:: INSTRUCTION ::
Find the line with "Convert this document image to plain text.", then retype it and each later line through the last, exactly. Leave out pictures.

:: GIVEN RECORDS ::
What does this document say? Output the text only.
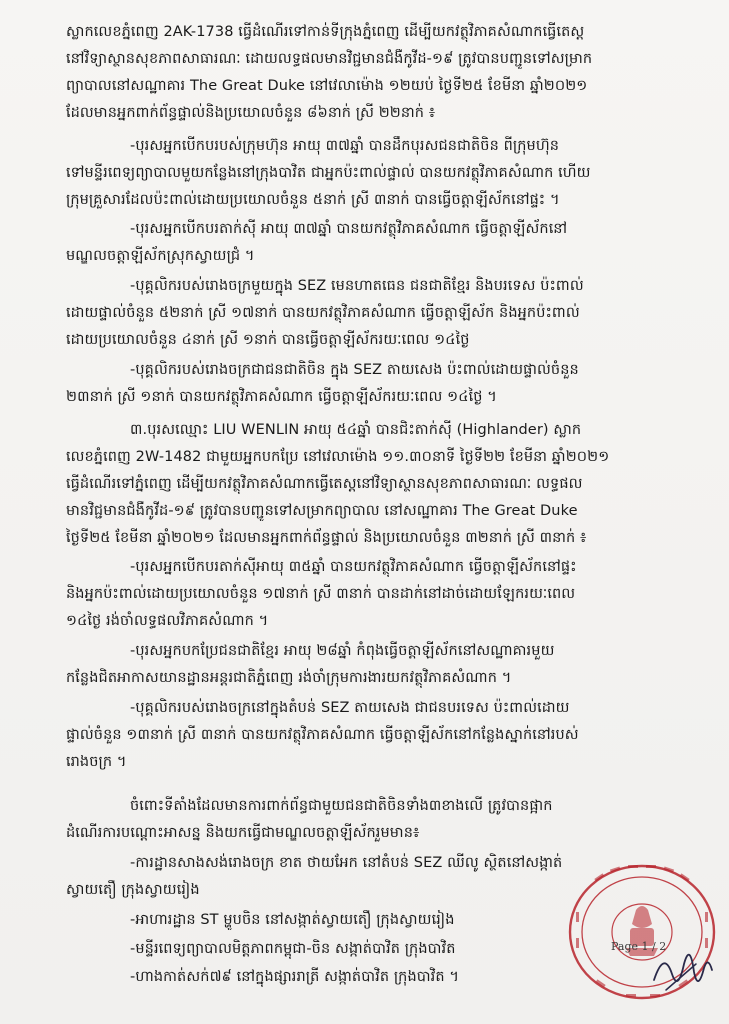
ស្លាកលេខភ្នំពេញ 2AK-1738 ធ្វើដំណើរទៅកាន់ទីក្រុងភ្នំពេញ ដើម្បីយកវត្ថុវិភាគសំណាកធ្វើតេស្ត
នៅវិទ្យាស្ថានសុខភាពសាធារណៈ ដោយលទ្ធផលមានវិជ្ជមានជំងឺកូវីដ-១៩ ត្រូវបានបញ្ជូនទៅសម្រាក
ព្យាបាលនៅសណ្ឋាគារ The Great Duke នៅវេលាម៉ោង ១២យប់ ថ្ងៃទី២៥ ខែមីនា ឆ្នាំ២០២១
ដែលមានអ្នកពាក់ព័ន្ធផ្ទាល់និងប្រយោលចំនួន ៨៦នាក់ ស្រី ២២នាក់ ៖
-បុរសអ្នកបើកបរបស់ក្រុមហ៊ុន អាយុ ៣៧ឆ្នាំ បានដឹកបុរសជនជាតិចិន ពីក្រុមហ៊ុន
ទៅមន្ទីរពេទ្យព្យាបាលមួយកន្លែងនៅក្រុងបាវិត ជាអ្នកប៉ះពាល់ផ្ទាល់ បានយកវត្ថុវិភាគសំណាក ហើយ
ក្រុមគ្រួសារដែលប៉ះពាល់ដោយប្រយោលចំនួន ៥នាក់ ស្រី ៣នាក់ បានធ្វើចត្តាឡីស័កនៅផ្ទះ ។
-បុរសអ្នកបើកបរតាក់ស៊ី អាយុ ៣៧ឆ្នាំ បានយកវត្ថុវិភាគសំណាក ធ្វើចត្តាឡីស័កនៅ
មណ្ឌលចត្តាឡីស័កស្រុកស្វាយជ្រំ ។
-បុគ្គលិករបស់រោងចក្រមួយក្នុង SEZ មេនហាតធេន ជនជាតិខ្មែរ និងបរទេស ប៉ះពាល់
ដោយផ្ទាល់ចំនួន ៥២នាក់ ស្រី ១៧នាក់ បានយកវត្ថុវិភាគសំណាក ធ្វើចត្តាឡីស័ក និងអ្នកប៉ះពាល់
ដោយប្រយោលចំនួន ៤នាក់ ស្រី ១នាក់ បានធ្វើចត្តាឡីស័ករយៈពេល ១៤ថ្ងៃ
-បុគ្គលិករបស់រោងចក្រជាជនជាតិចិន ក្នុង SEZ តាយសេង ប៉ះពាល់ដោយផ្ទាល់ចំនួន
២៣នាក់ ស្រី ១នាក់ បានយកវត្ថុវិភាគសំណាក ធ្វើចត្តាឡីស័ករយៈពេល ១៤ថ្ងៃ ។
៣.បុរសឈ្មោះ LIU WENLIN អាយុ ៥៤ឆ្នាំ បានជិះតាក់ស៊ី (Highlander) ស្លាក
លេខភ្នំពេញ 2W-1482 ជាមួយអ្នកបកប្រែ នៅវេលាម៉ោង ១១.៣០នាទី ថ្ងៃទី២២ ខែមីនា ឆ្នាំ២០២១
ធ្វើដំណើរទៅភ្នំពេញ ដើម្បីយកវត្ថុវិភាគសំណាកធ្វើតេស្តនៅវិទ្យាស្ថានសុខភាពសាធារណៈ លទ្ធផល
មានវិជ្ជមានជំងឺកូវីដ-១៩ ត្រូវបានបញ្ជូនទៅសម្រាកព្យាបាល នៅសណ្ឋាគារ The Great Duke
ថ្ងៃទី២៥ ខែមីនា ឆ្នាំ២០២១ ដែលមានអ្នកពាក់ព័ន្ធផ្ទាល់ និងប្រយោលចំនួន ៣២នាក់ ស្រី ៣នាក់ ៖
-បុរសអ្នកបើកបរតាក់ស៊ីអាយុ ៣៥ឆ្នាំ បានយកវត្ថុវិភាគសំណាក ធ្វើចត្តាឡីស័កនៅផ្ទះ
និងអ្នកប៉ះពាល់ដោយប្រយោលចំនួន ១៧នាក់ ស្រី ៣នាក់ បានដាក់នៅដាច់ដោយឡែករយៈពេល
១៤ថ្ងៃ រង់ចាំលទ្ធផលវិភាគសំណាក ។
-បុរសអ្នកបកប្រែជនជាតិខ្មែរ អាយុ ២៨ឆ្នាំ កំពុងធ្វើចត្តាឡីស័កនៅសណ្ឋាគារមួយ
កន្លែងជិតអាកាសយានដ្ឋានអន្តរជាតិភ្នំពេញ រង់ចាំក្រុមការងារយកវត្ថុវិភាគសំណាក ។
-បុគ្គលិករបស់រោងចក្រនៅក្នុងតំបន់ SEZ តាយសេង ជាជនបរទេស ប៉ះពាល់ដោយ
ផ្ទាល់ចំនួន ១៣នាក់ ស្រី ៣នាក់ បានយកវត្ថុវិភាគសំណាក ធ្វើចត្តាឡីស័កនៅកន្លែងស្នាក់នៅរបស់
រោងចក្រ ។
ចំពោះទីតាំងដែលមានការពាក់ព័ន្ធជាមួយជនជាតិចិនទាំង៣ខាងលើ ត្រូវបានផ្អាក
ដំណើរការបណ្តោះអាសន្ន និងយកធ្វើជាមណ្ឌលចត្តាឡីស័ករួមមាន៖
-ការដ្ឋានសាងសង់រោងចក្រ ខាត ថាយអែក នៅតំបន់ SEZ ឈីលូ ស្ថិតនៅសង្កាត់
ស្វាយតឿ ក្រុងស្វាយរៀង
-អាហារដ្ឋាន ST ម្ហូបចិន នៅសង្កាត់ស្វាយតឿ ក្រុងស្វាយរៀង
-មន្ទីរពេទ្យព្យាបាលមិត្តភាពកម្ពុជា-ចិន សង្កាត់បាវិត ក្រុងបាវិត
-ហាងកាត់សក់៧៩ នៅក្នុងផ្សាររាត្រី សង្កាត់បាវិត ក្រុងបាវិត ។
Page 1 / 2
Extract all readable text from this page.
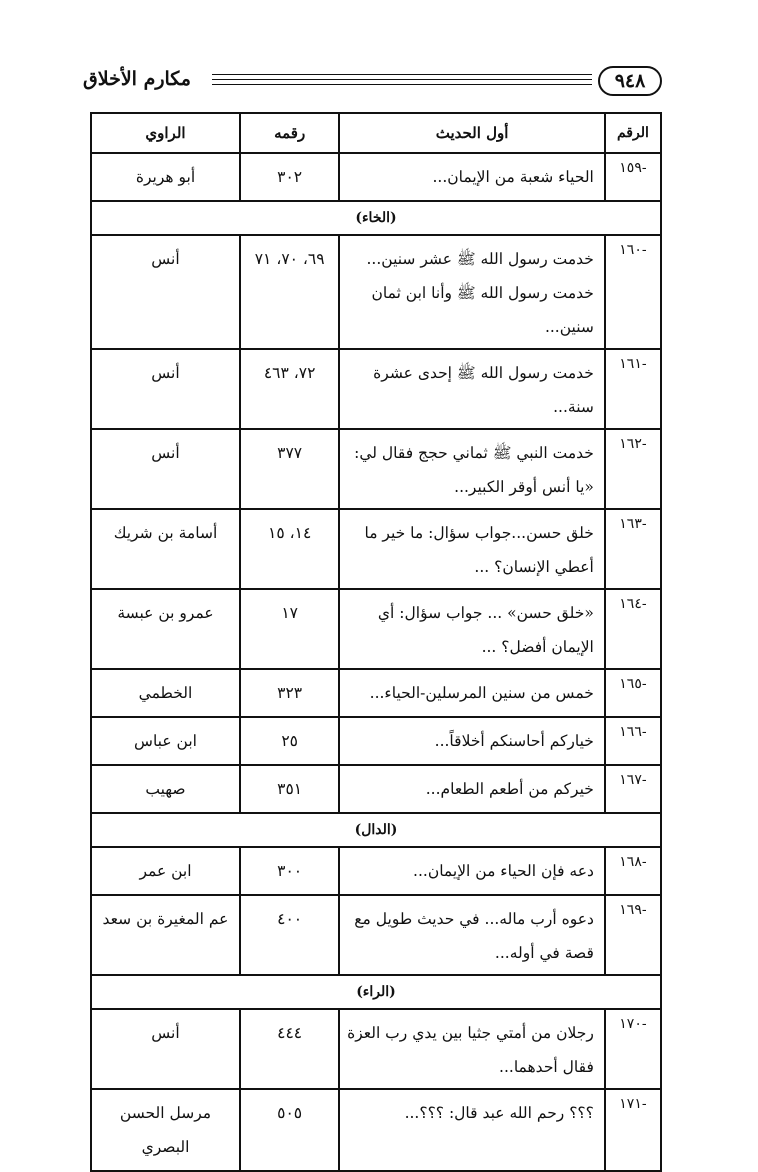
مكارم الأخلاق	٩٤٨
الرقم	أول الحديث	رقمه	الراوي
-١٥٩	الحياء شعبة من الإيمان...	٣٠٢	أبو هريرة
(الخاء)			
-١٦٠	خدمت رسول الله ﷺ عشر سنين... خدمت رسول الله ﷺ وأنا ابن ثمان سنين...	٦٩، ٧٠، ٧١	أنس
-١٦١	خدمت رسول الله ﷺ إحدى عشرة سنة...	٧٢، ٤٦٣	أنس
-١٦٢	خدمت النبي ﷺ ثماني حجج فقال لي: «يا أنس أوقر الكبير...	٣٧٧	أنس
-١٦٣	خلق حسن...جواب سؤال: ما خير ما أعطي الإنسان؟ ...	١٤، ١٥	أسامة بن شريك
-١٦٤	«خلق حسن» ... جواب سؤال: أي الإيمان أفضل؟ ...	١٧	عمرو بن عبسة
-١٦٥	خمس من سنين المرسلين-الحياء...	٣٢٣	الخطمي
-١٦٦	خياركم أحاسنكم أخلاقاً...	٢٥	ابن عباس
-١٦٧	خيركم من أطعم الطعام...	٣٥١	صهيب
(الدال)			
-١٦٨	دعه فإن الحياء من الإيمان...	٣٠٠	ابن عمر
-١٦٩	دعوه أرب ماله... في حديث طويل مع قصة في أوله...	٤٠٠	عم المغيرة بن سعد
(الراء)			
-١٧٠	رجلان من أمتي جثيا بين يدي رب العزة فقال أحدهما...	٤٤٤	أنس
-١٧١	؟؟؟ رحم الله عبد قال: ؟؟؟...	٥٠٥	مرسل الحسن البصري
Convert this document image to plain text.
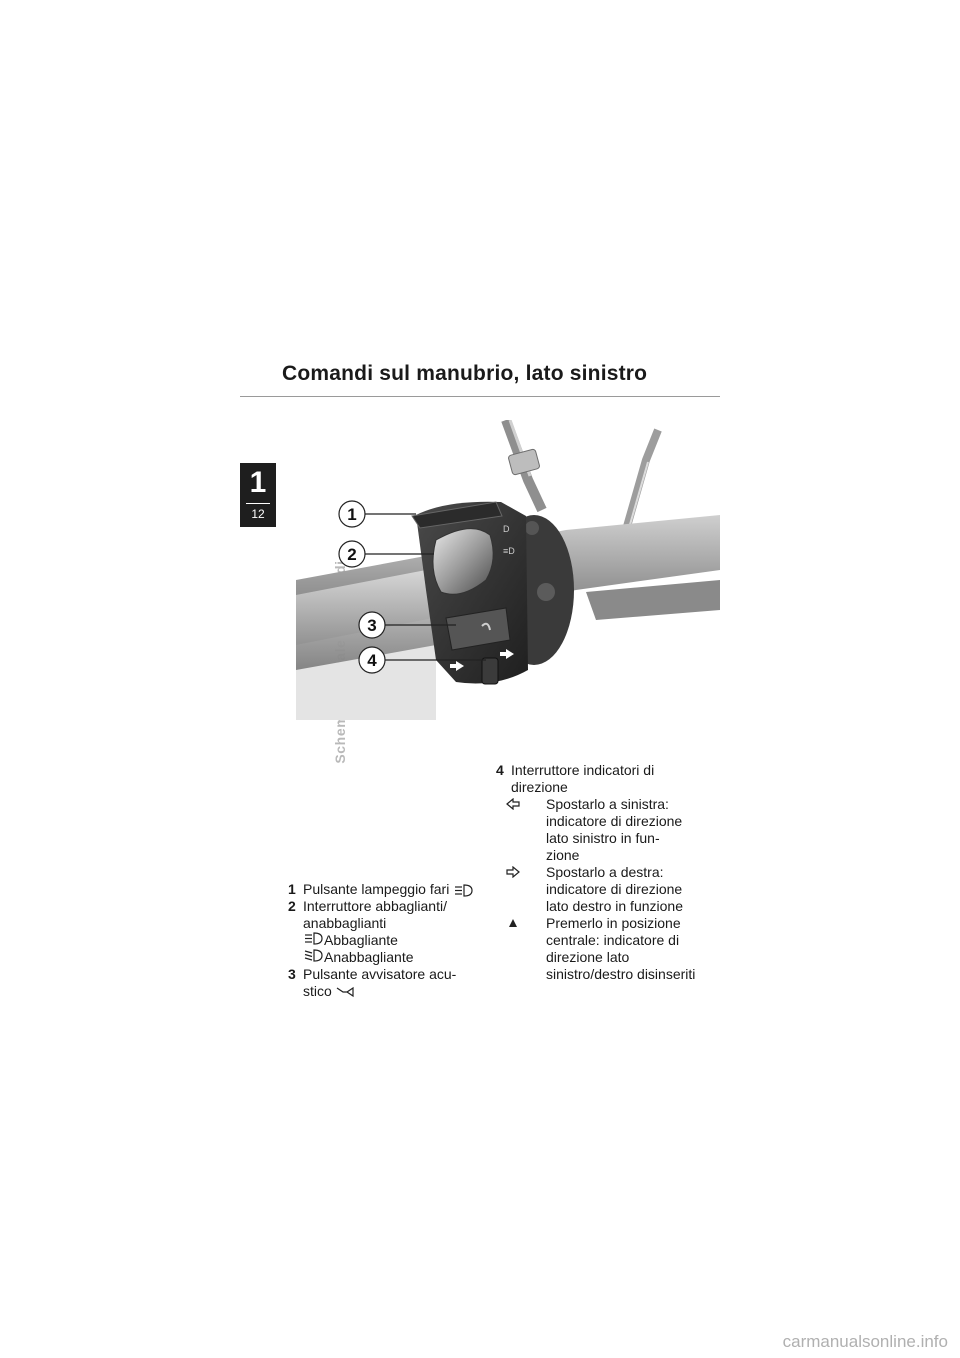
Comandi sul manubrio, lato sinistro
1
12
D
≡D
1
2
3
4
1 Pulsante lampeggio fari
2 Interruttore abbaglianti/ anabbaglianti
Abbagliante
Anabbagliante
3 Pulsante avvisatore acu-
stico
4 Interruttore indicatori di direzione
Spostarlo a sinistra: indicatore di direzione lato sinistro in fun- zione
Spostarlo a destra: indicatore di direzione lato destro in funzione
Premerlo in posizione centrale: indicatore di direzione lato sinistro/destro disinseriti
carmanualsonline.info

:: THE OUTPUT ::
Convert this document image to plain text.
Comandi sul manubrio, lato sinistro
1
12
D
≡D
1
2
3
4
1 Pulsante lampeggio fari
2 Interruttore abbaglianti/ anabbaglianti
Abbagliante
Anabbagliante
3 Pulsante avvisatore acu-
stico
4 Interruttore indicatori di direzione
Spostarlo a sinistra: indicatore di direzione lato sinistro in fun- zione
Spostarlo a destra: indicatore di direzione lato destro in funzione
Premerlo in posizione centrale: indicatore di direzione lato sinistro/destro disinseriti
carmanualsonline.info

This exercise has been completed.